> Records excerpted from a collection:

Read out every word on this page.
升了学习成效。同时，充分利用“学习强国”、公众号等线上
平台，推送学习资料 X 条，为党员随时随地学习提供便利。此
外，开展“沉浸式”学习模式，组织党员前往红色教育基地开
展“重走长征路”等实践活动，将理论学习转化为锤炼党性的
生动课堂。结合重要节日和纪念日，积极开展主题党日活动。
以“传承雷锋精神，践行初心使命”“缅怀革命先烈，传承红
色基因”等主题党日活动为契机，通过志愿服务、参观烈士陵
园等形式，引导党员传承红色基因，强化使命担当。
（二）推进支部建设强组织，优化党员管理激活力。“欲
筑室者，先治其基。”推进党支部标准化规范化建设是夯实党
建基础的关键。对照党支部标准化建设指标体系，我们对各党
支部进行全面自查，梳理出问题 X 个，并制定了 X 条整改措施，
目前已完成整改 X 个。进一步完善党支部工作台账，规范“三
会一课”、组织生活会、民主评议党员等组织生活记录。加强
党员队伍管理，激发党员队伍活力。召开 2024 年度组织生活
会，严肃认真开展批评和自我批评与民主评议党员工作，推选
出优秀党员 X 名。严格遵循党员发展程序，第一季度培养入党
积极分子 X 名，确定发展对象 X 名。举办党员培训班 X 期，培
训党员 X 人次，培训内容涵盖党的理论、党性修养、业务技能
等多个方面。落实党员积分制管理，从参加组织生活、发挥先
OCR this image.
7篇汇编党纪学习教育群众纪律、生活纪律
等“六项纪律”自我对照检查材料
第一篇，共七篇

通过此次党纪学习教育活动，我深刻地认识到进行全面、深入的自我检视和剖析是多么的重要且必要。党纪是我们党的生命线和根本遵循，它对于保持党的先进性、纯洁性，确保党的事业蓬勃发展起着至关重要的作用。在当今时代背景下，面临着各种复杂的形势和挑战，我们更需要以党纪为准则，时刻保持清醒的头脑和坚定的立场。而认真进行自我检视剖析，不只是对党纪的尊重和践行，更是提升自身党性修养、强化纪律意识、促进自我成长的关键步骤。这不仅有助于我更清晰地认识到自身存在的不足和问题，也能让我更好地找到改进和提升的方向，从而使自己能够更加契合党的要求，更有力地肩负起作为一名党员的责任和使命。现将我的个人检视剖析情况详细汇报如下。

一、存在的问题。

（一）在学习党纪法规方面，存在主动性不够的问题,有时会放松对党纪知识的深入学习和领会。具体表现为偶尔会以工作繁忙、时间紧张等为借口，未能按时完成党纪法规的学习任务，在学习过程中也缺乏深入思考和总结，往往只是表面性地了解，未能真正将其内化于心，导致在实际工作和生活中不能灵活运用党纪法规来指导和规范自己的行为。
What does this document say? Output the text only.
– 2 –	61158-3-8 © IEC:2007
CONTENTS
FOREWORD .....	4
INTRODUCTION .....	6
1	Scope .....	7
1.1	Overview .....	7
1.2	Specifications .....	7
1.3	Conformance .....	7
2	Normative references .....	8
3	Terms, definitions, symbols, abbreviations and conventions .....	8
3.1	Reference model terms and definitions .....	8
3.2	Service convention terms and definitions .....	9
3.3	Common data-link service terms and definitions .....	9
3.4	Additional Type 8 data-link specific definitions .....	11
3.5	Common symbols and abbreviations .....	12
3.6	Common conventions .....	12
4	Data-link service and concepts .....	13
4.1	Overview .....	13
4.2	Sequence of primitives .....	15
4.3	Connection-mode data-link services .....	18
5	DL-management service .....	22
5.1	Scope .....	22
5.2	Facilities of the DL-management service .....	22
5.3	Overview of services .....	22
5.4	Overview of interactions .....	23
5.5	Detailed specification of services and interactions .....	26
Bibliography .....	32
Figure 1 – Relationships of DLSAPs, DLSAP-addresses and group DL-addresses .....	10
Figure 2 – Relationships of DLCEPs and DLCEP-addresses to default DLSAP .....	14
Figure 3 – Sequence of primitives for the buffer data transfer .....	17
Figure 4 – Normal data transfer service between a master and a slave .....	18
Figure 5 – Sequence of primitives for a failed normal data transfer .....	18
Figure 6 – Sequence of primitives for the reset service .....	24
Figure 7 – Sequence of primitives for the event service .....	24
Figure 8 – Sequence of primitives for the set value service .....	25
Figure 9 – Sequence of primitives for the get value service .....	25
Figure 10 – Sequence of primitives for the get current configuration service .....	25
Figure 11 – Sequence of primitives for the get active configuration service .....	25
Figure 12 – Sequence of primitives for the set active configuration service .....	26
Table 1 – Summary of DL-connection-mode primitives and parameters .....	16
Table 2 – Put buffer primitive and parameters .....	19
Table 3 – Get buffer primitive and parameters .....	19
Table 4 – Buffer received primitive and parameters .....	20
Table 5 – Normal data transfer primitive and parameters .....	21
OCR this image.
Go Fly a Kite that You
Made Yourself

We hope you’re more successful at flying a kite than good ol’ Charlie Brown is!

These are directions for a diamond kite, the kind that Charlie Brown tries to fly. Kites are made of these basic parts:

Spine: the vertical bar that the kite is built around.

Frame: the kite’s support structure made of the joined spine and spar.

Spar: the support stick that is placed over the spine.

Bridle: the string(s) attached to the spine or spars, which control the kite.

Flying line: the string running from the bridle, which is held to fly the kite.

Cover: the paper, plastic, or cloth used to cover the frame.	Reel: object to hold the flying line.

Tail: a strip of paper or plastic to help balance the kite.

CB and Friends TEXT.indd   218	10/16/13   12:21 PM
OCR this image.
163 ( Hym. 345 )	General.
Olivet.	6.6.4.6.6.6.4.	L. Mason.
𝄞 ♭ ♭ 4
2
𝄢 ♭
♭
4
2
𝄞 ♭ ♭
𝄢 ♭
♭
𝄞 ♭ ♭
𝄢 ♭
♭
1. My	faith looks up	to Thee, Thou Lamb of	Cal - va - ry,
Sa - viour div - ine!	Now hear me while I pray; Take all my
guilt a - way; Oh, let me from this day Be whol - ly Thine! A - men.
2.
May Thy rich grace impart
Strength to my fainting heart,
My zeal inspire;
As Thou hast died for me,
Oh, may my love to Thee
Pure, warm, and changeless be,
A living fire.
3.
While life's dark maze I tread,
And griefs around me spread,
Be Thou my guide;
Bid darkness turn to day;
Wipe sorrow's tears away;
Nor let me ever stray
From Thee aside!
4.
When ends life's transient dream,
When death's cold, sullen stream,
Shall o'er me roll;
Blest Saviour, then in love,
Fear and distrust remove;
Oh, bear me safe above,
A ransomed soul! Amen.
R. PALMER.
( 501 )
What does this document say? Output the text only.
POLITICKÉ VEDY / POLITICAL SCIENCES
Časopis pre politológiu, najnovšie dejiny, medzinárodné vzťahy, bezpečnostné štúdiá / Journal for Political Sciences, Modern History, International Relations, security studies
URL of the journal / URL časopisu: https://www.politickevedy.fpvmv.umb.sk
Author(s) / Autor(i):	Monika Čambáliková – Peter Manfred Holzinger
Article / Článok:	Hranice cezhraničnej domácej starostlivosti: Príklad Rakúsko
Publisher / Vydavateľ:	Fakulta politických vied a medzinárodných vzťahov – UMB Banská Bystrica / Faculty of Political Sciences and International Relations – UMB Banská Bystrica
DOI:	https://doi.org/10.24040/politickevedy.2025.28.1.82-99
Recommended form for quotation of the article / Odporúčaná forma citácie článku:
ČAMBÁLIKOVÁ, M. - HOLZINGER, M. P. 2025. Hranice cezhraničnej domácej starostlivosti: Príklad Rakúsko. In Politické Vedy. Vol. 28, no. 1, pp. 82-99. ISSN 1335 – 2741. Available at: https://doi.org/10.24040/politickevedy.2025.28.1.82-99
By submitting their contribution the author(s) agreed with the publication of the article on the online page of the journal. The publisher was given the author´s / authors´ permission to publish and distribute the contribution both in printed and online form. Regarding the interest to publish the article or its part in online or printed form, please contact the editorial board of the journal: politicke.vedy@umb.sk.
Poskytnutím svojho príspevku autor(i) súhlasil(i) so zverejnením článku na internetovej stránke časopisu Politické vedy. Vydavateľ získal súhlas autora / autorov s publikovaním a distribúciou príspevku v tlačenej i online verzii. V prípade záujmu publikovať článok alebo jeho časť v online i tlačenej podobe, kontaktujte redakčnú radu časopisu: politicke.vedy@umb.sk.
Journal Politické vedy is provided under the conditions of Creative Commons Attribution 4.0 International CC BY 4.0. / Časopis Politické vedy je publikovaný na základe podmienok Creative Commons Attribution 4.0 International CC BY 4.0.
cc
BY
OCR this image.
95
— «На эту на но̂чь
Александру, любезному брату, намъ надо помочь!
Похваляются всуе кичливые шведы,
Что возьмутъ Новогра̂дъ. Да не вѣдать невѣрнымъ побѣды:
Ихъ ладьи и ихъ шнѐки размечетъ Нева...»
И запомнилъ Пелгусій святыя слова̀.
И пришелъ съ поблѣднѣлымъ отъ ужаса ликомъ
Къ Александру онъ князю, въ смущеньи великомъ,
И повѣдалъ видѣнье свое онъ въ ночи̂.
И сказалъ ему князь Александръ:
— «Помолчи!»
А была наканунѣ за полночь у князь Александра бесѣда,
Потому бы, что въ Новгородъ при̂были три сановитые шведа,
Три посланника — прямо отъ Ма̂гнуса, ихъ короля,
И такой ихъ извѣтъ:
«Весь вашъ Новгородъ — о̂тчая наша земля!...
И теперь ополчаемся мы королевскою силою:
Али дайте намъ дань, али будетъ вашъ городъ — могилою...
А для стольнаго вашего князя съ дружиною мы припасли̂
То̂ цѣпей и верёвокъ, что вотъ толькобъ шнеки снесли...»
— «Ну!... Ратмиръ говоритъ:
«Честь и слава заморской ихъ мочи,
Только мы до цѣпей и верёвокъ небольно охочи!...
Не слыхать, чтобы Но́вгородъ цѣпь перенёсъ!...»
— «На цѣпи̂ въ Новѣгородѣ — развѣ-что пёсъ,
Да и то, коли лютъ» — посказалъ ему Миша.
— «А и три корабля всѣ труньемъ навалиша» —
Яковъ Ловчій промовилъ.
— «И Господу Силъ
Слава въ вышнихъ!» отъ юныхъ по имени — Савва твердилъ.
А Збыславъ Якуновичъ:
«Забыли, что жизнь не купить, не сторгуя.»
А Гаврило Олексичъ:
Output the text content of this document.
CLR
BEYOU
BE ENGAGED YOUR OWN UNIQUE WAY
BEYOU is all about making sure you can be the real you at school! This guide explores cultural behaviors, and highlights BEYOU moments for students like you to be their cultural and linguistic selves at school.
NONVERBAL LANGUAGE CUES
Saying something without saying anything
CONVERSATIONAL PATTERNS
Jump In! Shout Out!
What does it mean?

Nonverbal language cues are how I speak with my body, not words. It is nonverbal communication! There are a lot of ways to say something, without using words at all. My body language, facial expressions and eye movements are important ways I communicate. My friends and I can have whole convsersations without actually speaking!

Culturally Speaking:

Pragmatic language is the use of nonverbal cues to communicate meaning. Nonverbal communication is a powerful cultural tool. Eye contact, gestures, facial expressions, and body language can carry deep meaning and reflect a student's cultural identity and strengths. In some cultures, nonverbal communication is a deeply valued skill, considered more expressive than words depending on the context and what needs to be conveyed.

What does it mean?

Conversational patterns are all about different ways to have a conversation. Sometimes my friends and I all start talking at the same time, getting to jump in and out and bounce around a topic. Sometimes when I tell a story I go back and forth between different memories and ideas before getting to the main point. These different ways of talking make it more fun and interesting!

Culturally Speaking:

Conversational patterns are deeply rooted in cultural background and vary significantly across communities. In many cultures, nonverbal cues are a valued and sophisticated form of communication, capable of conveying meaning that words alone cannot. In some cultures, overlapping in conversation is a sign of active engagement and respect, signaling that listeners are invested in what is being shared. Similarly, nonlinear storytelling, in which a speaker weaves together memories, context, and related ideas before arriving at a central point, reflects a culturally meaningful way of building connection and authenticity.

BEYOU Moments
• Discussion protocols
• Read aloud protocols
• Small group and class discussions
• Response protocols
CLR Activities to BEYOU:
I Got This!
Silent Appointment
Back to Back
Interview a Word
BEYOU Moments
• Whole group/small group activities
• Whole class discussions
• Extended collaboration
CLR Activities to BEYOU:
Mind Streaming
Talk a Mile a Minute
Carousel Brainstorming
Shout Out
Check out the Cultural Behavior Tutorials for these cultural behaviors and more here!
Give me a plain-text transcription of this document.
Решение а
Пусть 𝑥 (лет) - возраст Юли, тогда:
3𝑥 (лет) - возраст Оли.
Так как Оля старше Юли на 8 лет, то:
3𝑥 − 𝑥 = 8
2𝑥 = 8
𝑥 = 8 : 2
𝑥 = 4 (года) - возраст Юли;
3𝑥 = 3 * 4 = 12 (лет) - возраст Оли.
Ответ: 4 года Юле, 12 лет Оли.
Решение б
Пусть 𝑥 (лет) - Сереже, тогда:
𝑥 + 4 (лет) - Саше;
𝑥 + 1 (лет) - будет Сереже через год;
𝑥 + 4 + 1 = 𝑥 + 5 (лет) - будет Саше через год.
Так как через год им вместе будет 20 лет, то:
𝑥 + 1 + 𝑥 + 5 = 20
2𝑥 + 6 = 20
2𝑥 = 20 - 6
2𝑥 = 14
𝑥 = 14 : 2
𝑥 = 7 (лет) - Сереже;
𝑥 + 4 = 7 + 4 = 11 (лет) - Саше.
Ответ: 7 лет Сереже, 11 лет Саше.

> SET EXERCISE:
Search the listing above for the string "domácej". Copy every line that contains it.

> SOLUTION TO THIS EXERCISE:
Article / Článok:	Hranice cezhraničnej domácej starostlivosti: Príklad Rakúsko
ČAMBÁLIKOVÁ, M. - HOLZINGER, M. P. 2025. Hranice cezhraničnej domácej starostlivosti: Príklad Rakúsko. In Politické Vedy. Vol. 28, no. 1, pp. 82-99. ISSN 1335 – 2741. Available at: https://doi.org/10.24040/politickevedy.2025.28.1.82-99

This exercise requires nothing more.